__TASK INSTRUCTIONS__. Write out the whole listing again, exactly.

(Records about charts and figures)
::::

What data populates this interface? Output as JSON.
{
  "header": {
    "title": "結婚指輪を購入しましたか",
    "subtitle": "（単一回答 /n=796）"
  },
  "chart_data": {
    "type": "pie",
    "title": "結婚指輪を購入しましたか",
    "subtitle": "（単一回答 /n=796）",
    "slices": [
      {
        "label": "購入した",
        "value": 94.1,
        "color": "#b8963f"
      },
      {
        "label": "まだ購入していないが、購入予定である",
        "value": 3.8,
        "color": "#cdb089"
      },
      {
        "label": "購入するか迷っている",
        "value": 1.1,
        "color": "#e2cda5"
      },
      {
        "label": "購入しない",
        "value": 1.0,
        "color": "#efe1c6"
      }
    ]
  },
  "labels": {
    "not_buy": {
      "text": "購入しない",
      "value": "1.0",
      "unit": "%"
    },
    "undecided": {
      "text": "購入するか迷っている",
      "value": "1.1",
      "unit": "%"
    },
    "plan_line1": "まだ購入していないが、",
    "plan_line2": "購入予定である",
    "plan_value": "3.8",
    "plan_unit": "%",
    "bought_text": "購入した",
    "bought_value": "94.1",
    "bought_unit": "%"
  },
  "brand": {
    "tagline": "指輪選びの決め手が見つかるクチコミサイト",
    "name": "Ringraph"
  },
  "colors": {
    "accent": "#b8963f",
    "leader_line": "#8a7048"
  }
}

::::

__WRITTEN ANSWER__.
What data populates this interface? Output as JSON.
{
  "header": {
    "title": "結婚指輪を購入しましたか",
    "subtitle": "（単一回答 /n=796）"
  },
  "chart_data": {
    "type": "pie",
    "title": "結婚指輪を購入しましたか",
    "subtitle": "（単一回答 /n=796）",
    "slices": [
      {
        "label": "購入した",
        "value": 94.1,
        "color": "#b8963f"
      },
      {
        "label": "まだ購入していないが、購入予定である",
        "value": 3.8,
        "color": "#cdb089"
      },
      {
        "label": "購入するか迷っている",
        "value": 1.1,
        "color": "#e2cda5"
      },
      {
        "label": "購入しない",
        "value": 1.0,
        "color": "#efe1c6"
      }
    ]
  },
  "labels": {
    "not_buy": {
      "text": "購入しない",
      "value": "1.0",
      "unit": "%"
    },
    "undecided": {
      "text": "購入するか迷っている",
      "value": "1.1",
      "unit": "%"
    },
    "plan_line1": "まだ購入していないが、",
    "plan_line2": "購入予定である",
    "plan_value": "3.8",
    "plan_unit": "%",
    "bought_text": "購入した",
    "bought_value": "94.1",
    "bought_unit": "%"
  },
  "brand": {
    "tagline": "指輪選びの決め手が見つかるクチコミサイト",
    "name": "Ringraph"
  },
  "colors": {
    "accent": "#b8963f",
    "leader_line": "#8a7048"
  }
}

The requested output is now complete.